Task material =
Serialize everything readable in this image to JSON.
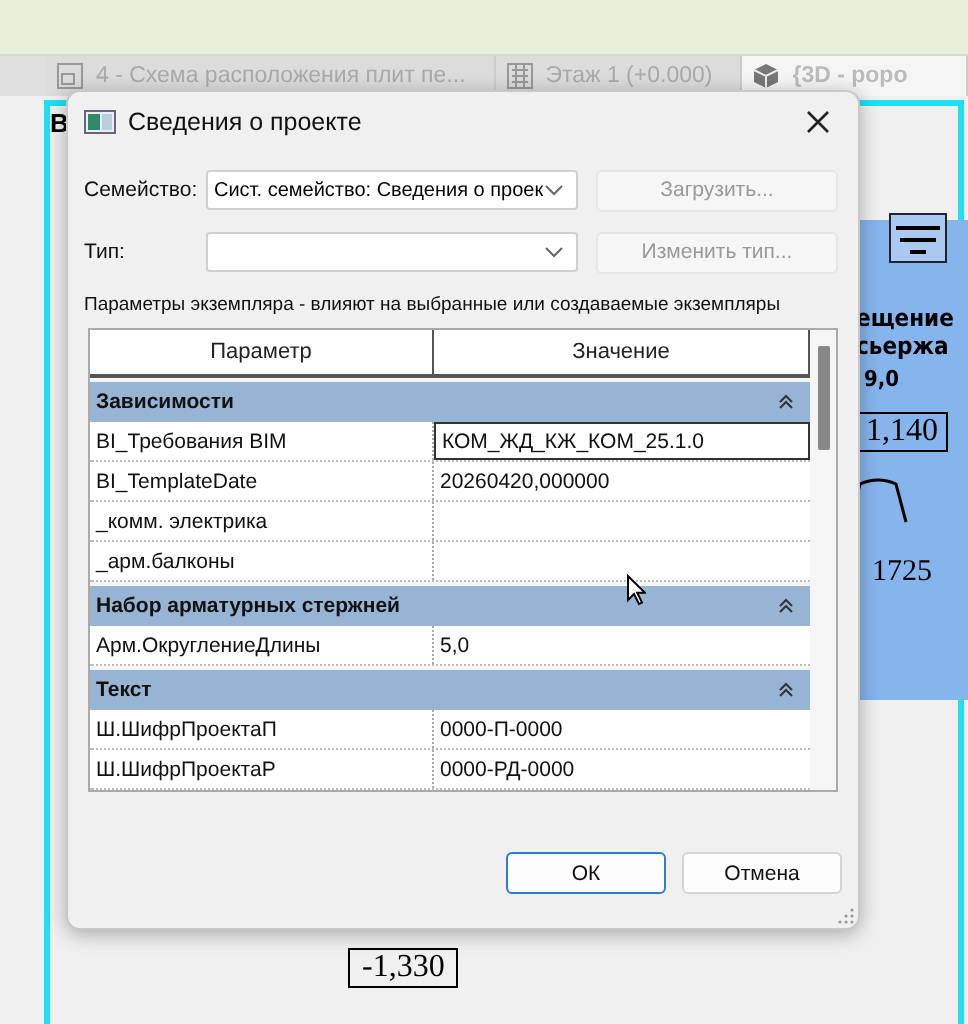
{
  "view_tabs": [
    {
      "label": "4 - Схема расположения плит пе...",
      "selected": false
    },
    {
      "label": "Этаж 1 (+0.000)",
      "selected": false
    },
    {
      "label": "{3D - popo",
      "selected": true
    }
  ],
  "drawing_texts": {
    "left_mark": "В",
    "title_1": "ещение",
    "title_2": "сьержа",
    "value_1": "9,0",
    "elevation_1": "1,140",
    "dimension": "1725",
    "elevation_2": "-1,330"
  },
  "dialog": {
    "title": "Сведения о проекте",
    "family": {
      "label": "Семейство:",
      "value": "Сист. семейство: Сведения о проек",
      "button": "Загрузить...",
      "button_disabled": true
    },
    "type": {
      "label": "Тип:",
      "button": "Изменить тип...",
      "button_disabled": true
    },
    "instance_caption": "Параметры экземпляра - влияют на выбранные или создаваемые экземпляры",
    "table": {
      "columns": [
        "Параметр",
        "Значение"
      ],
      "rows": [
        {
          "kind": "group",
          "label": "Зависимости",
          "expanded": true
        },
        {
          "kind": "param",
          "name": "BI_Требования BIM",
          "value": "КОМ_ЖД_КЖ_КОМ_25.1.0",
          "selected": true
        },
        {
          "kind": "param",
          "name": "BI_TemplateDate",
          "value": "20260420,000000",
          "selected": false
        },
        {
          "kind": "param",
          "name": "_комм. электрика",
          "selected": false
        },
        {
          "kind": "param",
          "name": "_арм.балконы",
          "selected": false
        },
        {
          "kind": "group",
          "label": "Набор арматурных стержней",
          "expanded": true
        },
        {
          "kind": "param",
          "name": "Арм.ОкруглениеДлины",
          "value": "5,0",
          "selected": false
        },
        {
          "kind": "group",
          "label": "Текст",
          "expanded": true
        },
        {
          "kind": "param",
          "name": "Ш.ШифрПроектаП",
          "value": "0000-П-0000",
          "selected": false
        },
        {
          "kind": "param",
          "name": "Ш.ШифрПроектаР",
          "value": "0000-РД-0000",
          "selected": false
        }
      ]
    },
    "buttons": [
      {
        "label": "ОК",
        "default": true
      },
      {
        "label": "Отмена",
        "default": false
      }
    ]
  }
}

==

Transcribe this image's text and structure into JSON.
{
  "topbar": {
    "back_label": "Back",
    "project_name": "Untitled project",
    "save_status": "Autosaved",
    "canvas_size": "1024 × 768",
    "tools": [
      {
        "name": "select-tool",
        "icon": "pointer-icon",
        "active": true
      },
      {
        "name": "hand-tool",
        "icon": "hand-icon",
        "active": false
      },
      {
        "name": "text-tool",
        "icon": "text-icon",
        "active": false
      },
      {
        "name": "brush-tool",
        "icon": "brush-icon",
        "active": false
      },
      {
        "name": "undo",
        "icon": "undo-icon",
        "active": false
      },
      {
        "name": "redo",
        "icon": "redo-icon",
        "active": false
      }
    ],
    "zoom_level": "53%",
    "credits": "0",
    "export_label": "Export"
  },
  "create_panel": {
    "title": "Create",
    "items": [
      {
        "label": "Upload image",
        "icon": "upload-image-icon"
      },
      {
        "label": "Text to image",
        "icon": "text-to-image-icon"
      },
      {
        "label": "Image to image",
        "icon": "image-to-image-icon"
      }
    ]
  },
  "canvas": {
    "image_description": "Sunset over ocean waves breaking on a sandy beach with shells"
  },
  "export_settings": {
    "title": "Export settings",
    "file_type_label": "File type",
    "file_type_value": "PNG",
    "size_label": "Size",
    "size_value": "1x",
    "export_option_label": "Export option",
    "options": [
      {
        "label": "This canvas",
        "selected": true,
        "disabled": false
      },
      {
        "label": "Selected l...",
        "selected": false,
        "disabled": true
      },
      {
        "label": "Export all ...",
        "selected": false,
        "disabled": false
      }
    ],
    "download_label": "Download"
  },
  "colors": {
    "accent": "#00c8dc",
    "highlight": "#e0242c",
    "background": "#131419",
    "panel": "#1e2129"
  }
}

Given request = Find the lines holding "true" and list every one.

Solution to the exercise =
      "selected": true
      "button_disabled": true
      "button_disabled": true
          "expanded": true
          "selected": true
          "expanded": true
          "expanded": true
        "default": true
        "active": true
        "selected": true,
        "disabled": true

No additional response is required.